***** ТЕКСТ *****

Эдуард Филатьев - Главная тайна горлана-главаря. Ушедший сам
О том, что состояние Маяковского внушало тревогу, Гронскому было хорошо известно. Он потом написал об этом: «Мне говорили его друзья о том, что он болен, что он в очень тяжёлом таком нервном состоянии… Я и верил и не верил рассказам. Но когда я увидел Маяковского действительно больным, я понял, что надо как-то устроить ему отдых».
Пост ответственного редактора «Известий» давал Ивану Гронскому большие возможности, о которых он сам говорил: «Устроить командировку и визы мне было более чем легко: я просто позвонил бы Ягоде, мы с ним на Совнаркоме рядом сидели, дружили. Я бы сказал: „Генрих Григорьевич, надо дать Маяковскому разрешение на поездку за границу“. И этого было бы достаточно, чтоб все остальные организации согласились и дали разрешение на поездку за границу… Допустим на одну минуту, что одно из учереждений, которые должны были дать разрешение на поездку Маяковского за границу, одно из учреждений заартачилось, стало бы возражать. Тогда я позвонил бы по вертушке 1-2-2 и сказал: „Иосиф Виссарионович, вот я хочу направить Маяковского за границу, он болен. Надо дать ему возможность передохнуть и отдохнуть“. Я получил бы ответ: „Дайте распоряжение от моего имени, чтоб это было сделано. Немедленно“. И всё».

***** ИСХОДНЫЕ ДАННЫЕ *****

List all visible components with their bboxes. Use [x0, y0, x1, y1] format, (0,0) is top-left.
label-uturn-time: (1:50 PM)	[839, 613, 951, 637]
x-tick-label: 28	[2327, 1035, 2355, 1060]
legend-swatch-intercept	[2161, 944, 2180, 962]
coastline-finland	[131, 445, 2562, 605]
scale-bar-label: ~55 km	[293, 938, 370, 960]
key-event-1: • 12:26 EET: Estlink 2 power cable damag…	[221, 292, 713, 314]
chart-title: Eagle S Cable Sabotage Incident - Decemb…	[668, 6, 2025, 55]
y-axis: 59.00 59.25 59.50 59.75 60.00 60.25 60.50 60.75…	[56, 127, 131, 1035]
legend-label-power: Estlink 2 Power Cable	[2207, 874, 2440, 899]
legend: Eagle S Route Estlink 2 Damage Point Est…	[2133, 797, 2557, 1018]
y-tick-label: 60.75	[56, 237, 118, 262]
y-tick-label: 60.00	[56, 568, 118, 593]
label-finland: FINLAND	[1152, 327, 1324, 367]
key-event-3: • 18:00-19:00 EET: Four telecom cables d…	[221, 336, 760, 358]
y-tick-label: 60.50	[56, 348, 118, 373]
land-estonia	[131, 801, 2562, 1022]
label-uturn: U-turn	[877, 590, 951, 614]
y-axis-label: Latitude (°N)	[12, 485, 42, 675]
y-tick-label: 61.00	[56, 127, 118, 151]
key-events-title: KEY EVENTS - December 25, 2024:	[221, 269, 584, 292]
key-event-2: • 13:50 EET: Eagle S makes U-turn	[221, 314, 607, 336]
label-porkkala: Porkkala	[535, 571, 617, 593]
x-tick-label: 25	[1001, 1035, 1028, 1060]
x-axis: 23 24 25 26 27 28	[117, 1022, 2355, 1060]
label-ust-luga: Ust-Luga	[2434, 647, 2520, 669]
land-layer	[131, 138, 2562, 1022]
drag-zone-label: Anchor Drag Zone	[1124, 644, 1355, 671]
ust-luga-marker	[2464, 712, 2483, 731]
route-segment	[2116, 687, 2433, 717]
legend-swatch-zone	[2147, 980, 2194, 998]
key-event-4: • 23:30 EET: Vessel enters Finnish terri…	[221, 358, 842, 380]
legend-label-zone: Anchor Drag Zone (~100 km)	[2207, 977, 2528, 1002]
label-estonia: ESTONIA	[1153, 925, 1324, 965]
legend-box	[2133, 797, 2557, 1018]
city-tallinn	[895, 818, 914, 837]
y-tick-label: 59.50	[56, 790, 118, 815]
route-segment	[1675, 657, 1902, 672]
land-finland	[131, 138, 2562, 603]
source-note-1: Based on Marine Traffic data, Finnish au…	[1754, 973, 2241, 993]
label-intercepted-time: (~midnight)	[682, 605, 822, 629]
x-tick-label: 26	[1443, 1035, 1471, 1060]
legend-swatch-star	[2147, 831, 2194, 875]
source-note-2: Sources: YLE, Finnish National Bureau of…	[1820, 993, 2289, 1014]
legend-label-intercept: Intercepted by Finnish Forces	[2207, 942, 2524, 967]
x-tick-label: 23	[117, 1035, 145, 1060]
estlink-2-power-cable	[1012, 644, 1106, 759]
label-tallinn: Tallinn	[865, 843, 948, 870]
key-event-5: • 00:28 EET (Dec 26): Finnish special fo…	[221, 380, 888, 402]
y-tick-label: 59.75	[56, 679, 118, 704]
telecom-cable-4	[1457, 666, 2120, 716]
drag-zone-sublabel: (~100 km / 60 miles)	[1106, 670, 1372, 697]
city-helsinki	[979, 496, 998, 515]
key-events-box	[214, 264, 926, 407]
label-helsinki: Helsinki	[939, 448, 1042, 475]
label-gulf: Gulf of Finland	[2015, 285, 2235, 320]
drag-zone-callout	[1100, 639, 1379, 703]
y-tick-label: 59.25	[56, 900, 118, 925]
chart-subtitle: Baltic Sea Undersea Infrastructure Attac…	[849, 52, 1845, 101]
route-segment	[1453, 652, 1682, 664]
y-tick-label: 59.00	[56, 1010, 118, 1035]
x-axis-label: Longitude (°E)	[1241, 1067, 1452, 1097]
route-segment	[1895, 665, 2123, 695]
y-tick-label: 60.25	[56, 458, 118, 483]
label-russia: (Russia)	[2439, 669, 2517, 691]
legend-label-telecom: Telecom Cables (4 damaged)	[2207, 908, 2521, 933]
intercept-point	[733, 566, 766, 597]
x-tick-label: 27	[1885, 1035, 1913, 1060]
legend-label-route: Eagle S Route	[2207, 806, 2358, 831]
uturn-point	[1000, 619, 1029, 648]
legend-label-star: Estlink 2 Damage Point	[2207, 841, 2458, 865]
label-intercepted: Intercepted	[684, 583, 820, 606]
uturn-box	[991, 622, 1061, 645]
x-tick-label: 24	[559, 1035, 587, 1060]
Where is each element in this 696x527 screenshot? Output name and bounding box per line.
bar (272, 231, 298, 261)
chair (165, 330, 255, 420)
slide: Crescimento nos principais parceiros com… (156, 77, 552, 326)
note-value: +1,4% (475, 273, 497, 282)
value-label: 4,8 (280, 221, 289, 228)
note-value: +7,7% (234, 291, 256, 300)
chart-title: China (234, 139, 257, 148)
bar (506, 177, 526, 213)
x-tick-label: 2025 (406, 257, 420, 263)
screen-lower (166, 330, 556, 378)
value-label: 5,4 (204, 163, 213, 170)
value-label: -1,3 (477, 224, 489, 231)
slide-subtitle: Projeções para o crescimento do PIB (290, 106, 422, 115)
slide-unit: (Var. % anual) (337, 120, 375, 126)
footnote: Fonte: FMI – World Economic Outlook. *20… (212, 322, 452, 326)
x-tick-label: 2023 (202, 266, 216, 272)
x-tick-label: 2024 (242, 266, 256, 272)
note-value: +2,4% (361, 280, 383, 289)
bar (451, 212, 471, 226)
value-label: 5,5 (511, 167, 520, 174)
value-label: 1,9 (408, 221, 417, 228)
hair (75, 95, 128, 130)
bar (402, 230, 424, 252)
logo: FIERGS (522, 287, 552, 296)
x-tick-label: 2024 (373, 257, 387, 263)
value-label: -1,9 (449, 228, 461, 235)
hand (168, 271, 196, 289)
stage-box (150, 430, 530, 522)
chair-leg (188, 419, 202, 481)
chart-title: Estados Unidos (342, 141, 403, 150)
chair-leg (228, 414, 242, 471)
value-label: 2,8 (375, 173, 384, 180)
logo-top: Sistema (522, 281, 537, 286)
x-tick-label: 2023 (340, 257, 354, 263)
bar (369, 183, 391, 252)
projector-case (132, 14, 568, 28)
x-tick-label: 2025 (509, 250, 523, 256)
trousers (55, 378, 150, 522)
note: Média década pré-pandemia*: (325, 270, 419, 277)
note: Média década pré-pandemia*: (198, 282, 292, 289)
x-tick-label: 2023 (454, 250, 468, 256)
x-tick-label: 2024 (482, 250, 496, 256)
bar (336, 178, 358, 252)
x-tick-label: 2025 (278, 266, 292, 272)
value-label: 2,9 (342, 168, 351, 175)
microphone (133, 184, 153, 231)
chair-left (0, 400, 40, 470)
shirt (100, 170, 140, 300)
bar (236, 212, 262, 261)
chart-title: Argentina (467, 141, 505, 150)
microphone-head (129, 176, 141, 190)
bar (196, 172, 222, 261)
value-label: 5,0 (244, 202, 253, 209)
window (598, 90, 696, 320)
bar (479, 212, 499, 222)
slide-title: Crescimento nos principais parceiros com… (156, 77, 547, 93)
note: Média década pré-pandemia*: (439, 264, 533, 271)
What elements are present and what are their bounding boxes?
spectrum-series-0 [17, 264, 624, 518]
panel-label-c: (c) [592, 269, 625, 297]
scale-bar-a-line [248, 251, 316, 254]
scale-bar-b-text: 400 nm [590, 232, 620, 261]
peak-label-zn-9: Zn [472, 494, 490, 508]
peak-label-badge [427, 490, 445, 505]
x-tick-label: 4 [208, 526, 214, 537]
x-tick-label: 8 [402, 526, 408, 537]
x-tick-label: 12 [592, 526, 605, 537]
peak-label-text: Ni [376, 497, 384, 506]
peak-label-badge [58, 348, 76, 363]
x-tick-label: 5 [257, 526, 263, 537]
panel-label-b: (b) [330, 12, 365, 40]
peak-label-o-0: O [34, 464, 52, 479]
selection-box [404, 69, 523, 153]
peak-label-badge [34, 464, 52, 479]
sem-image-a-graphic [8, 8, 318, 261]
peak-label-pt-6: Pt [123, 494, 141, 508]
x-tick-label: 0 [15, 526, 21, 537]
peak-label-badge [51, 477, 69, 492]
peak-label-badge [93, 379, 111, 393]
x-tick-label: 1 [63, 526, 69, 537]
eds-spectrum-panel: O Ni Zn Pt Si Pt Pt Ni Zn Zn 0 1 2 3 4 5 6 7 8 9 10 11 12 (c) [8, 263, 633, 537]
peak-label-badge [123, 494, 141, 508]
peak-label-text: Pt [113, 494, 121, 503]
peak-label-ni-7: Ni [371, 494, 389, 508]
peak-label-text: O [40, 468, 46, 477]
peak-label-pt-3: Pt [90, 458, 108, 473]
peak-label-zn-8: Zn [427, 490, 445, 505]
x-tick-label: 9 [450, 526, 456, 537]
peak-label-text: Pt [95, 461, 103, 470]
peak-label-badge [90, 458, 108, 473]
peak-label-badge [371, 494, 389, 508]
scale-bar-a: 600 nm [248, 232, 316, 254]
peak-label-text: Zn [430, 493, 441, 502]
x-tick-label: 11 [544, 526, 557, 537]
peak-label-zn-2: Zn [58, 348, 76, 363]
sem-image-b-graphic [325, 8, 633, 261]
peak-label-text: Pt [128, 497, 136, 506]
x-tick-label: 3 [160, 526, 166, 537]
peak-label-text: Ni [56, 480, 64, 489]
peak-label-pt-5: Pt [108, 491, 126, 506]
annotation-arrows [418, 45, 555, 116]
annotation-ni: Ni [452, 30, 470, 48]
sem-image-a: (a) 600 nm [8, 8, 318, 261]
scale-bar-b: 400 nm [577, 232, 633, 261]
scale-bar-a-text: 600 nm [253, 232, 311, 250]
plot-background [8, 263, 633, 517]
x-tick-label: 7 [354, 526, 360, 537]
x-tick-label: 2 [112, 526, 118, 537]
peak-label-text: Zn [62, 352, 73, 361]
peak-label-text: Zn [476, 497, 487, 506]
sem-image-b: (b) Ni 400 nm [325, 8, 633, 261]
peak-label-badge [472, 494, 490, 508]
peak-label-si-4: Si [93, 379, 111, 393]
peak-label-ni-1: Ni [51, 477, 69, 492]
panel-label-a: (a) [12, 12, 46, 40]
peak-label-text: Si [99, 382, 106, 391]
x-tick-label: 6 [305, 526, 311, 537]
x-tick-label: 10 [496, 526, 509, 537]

*****

* **ПАРАМЕТРЫ ЗАДАНИЯ**:
Какой пост занимал Иван Гронский, судя по тексту?

* **РЕЗУЛЬТАТ ЗАДАНИЯ**:
Ответственный редактор «Известий».